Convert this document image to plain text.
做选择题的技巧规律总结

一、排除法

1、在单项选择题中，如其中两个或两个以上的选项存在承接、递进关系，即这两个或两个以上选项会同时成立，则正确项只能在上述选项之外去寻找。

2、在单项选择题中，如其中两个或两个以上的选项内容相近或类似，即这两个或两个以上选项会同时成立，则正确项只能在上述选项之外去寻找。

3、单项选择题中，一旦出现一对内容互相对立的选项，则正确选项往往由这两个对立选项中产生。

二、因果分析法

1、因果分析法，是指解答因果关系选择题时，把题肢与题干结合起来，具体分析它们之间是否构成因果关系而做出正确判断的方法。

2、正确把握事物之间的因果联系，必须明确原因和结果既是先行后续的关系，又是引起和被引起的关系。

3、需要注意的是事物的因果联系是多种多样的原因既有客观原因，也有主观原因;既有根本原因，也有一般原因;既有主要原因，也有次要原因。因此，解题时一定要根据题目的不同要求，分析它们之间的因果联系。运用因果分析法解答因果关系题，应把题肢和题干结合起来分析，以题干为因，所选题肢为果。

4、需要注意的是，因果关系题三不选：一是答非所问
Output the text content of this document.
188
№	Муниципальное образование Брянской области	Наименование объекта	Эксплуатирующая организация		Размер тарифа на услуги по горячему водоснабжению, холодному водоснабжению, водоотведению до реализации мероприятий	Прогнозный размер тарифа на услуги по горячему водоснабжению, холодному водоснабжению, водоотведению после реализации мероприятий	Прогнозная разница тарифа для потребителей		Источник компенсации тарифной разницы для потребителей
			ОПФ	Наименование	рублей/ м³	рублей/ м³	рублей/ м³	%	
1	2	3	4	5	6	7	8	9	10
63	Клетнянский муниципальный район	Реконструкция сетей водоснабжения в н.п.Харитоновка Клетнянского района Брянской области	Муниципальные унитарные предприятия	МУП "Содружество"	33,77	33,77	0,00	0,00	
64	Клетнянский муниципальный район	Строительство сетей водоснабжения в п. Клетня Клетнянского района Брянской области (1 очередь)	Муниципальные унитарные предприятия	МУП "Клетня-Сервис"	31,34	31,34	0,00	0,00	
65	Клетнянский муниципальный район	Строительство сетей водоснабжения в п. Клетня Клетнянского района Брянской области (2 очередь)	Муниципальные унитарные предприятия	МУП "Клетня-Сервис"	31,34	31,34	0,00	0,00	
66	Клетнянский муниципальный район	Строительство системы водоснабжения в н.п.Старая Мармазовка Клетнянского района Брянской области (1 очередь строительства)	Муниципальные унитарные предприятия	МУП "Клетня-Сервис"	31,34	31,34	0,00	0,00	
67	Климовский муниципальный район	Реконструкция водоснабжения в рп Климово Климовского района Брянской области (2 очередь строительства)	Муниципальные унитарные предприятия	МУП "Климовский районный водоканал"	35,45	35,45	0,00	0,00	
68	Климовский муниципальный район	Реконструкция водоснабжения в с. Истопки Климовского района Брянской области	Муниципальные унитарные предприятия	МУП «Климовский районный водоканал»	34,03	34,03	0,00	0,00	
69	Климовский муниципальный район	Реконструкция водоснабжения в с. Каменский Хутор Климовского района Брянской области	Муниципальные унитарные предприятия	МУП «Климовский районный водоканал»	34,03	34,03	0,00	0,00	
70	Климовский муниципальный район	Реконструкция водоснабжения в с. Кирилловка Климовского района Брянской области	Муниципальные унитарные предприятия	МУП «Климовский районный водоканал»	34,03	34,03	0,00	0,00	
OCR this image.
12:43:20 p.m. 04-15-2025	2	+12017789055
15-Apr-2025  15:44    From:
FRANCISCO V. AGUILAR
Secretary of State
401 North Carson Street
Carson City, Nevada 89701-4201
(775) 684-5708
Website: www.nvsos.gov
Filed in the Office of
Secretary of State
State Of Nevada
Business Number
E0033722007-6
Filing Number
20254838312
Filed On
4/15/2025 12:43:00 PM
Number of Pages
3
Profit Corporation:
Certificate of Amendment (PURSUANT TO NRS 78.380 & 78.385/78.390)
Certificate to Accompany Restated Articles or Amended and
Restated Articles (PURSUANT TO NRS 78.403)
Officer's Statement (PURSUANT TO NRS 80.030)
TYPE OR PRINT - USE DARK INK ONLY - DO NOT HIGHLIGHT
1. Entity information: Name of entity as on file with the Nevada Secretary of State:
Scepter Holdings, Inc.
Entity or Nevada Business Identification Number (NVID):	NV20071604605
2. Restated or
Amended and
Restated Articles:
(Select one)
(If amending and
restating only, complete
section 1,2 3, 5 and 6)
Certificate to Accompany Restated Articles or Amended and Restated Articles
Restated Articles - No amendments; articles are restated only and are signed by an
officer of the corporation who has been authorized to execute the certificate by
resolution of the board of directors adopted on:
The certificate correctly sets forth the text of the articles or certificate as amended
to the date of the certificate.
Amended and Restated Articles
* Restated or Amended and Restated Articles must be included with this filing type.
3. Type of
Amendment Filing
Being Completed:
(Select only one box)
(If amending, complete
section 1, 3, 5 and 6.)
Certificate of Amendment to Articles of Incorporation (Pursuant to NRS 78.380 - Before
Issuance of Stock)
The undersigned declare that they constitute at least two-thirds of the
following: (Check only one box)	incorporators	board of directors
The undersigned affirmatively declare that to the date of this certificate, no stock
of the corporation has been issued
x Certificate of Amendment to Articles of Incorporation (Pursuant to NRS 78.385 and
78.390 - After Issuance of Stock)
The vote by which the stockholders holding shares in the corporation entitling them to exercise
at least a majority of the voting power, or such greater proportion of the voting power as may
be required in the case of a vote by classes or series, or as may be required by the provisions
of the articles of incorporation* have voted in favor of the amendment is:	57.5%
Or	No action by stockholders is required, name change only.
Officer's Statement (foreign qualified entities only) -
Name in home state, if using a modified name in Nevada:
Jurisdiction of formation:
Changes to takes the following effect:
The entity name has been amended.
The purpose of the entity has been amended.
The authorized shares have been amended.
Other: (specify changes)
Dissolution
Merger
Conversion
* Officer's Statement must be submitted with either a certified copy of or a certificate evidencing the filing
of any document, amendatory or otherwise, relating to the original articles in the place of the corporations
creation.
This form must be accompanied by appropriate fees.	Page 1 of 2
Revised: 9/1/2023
------------------------------------------------------------------------
#### Short problem
Which lines of the data above contain "Carson"? Copy each one.

#### Full output
401 North Carson Street
Carson City, Nevada 89701-4201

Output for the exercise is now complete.